What this task involves:
Which lines in the records below contain the word "Number"? Copy each one out.

Record excerpts:
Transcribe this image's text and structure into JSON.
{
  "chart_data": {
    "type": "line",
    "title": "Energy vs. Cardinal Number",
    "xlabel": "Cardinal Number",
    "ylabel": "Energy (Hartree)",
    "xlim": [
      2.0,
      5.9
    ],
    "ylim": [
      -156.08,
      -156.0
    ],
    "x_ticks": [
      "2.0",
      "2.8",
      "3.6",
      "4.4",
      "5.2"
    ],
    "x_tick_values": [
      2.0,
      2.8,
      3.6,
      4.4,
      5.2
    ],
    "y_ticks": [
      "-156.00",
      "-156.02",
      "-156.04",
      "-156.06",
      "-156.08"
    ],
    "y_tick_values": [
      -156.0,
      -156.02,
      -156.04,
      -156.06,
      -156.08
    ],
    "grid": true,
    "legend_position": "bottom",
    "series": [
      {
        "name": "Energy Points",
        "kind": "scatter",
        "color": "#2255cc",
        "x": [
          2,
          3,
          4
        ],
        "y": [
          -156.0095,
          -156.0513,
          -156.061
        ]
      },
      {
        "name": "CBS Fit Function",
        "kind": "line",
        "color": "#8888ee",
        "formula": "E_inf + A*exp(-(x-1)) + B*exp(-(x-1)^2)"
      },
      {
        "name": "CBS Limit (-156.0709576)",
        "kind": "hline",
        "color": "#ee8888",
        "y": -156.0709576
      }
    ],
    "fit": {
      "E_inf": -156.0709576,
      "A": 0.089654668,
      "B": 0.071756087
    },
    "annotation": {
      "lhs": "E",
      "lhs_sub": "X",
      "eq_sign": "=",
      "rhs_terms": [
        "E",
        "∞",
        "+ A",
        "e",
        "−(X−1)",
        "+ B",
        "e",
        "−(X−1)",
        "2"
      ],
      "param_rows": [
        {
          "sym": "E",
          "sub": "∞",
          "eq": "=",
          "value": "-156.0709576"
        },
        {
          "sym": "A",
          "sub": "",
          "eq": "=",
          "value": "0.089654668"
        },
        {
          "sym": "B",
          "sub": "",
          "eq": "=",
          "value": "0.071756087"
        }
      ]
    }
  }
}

The answer:
    "title": "Energy vs. Cardinal Number",
    "xlabel": "Cardinal Number",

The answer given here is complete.